• [Exercise brief]:
How many lines of the entries below include the word "title"? Answer with the number alone.

Figure collection entries
§ §

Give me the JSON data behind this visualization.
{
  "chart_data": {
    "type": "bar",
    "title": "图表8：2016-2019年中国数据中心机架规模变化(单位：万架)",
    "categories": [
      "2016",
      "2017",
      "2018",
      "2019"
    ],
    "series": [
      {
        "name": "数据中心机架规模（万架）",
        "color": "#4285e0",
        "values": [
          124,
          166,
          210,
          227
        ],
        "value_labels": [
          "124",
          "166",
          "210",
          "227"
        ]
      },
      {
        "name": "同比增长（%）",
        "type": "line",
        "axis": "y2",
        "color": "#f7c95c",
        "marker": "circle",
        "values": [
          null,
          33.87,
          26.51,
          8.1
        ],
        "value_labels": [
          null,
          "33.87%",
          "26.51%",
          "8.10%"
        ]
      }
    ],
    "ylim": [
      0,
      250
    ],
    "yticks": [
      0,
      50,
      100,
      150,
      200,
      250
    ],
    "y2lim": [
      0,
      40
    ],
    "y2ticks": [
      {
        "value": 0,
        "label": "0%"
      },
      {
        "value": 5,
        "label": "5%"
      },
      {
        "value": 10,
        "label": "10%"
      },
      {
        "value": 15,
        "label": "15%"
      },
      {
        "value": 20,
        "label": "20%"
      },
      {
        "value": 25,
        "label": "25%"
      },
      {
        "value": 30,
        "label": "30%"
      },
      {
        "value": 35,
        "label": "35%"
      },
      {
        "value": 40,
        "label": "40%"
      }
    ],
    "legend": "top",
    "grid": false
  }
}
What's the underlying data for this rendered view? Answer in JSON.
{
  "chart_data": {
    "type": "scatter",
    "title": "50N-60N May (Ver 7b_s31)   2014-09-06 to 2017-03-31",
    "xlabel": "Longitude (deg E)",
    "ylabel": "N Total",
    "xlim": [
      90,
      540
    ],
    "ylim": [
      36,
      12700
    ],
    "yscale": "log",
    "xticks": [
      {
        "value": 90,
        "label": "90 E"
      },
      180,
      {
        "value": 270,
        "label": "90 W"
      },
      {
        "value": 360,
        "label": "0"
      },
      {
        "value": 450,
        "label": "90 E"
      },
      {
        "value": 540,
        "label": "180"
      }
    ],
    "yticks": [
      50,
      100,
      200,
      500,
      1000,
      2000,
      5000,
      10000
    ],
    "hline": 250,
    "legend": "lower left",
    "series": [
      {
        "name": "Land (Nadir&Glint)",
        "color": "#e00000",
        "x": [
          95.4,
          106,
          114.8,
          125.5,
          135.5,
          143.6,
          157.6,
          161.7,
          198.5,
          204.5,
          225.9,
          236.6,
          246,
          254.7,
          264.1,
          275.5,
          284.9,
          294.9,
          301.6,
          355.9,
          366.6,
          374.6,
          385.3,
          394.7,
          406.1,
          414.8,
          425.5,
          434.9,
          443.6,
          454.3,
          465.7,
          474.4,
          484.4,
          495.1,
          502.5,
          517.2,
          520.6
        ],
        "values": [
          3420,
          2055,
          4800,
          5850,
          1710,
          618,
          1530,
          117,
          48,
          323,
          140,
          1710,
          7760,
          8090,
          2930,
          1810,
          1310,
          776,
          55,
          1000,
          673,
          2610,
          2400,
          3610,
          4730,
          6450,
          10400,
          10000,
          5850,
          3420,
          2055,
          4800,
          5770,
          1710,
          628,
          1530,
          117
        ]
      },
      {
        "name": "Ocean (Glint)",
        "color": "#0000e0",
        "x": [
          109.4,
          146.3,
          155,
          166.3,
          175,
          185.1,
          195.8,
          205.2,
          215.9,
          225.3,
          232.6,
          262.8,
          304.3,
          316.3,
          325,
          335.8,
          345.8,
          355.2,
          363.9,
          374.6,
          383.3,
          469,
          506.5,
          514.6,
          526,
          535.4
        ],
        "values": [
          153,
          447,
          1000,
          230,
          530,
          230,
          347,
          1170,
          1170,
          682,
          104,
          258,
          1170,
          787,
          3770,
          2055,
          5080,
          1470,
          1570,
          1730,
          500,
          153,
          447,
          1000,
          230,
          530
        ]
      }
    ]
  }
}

§ §

• [Written response]:
2